--- To be done ---
Copy out each line of the data holding "Alexander".

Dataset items

━━━━━━━━

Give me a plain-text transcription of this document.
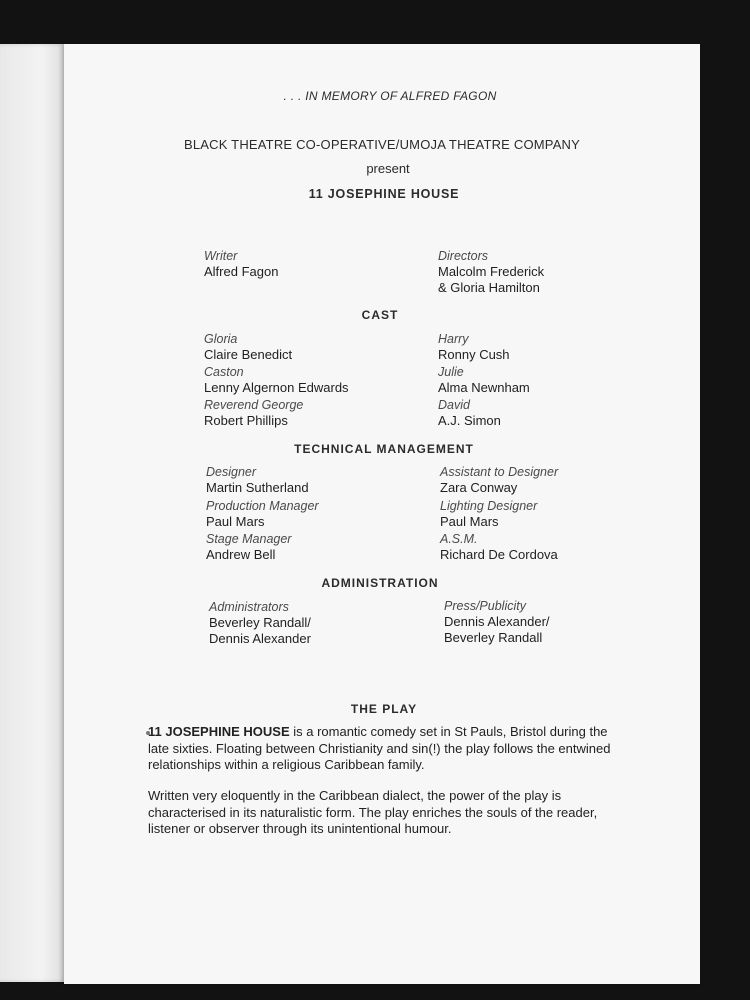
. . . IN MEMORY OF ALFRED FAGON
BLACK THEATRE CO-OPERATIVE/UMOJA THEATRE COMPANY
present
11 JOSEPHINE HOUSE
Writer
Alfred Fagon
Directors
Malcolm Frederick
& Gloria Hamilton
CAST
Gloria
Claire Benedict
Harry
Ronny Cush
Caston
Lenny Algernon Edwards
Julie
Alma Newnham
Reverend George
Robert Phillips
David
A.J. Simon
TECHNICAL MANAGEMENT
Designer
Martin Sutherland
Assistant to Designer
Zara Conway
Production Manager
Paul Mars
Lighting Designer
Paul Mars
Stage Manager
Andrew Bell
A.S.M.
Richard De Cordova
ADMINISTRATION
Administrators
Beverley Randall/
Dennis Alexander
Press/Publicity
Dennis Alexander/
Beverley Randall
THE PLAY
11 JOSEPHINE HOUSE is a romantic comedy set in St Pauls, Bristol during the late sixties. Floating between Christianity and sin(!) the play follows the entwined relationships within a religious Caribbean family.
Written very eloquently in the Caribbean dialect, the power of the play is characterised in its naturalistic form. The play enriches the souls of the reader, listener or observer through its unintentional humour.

━━━━━━━━

--- Worked answer ---
Dennis Alexander
Dennis Alexander/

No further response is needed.